EXERCISE BRIEF: Where the data below has the string "columns", return the whole line.

GIVEN ENTRIES:
+++++

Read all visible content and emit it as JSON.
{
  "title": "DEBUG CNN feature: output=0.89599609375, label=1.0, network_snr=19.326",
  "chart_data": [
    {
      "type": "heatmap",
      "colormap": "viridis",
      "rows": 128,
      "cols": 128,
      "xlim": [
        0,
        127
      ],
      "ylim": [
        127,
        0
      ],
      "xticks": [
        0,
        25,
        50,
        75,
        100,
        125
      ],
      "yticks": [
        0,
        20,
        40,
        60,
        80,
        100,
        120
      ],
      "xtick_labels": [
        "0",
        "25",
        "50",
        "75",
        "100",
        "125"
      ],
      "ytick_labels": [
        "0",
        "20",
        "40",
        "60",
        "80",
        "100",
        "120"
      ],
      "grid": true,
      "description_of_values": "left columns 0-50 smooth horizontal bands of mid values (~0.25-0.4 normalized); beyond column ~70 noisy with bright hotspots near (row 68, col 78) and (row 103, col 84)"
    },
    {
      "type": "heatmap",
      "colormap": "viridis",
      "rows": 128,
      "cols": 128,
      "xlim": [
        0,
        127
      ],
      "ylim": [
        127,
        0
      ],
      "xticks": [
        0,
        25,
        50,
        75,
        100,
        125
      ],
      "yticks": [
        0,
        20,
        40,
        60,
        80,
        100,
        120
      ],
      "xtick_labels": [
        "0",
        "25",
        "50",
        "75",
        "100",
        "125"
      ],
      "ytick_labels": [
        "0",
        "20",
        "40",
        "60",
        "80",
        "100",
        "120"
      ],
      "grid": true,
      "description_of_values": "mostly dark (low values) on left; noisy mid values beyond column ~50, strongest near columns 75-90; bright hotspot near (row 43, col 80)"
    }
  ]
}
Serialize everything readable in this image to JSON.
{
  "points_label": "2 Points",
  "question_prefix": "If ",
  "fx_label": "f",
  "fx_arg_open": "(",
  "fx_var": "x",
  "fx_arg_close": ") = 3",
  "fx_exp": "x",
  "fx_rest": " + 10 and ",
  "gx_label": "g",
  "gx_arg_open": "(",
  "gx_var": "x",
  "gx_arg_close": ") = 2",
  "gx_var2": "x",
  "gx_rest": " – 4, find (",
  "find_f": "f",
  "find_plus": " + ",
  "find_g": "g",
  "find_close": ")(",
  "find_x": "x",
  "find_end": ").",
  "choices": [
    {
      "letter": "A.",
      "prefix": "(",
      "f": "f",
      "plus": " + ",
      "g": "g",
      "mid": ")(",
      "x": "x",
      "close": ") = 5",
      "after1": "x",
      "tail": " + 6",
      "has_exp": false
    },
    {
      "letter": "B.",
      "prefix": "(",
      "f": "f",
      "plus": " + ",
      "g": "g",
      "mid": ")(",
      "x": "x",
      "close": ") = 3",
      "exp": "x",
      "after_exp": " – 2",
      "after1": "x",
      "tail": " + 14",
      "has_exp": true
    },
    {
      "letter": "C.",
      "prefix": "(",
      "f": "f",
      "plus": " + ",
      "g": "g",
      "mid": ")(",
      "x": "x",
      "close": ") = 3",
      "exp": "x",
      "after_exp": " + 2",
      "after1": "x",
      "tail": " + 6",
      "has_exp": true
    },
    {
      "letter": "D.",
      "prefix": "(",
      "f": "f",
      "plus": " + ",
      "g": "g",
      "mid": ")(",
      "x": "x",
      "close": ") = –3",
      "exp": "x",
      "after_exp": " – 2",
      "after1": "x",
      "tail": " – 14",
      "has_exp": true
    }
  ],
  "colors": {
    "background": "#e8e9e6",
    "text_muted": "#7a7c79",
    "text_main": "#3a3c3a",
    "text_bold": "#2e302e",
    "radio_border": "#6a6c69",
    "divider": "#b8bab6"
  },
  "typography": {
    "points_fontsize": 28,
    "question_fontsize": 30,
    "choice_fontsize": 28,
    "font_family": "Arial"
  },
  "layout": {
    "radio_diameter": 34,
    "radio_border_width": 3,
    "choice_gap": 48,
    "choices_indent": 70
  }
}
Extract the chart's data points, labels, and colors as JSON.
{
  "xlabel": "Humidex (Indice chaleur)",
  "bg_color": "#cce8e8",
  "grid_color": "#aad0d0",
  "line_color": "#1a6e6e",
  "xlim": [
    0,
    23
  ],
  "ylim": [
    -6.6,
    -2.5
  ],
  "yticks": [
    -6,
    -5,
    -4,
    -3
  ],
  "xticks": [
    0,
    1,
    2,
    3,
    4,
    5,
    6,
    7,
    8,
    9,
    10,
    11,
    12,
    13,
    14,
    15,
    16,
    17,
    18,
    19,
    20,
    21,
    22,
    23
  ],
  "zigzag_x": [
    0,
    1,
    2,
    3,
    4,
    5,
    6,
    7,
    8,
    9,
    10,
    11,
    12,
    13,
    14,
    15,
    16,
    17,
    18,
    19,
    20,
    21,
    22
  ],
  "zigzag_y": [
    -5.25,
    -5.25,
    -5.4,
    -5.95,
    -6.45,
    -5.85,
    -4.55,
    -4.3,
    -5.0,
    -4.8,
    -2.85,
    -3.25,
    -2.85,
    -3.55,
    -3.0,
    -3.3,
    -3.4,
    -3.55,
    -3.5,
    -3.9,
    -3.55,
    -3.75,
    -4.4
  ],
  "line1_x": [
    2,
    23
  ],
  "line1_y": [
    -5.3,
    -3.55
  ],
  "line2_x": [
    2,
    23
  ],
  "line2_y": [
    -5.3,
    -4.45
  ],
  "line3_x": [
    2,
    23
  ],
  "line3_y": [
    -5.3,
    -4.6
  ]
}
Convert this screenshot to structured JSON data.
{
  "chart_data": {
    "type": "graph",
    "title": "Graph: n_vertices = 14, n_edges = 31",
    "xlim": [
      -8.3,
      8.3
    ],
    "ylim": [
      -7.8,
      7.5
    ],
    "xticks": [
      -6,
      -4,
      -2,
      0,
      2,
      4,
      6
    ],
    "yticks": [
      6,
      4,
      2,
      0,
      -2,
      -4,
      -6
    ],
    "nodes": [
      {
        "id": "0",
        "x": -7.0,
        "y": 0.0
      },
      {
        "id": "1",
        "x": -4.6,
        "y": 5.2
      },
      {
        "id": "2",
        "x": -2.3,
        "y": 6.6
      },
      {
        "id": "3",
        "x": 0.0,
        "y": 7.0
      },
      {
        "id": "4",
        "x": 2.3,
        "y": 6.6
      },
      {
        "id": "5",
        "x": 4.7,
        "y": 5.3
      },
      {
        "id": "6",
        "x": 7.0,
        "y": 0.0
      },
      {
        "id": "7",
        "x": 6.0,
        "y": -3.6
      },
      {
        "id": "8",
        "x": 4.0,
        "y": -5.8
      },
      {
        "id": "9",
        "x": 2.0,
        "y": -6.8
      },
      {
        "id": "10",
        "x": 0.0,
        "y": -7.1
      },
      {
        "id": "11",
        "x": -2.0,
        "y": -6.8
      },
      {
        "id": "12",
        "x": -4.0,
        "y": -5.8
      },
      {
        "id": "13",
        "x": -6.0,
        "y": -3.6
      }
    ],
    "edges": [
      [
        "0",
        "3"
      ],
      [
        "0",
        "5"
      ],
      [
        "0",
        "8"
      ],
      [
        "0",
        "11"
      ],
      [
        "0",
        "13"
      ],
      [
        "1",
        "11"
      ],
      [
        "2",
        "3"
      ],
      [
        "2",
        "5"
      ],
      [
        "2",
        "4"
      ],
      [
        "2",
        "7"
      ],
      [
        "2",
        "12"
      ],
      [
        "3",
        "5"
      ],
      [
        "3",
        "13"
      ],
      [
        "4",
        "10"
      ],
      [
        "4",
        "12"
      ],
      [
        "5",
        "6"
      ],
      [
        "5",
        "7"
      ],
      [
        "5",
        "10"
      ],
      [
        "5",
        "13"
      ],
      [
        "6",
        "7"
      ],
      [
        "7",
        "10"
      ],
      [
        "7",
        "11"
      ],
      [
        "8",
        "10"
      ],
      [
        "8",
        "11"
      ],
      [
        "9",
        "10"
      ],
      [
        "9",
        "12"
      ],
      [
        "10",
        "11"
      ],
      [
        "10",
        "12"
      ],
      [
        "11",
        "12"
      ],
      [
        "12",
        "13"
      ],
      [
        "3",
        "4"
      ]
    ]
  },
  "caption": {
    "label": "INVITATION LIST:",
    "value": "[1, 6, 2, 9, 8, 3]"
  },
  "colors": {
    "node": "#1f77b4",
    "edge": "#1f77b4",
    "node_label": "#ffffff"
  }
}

+++++

REPLY TO THE EXERCISE:
      "description_of_values": "left columns 0-50 smooth horizontal bands of mid values (~0.25-0.4 normalized); beyond column ~70 noisy with bright hotspots near (row 68, col 78) and (row 103, col 84)"
      "description_of_values": "mostly dark (low values) on left; noisy mid values beyond column ~50, strongest near columns 75-90; bright hotspot near (row 43, col 80)"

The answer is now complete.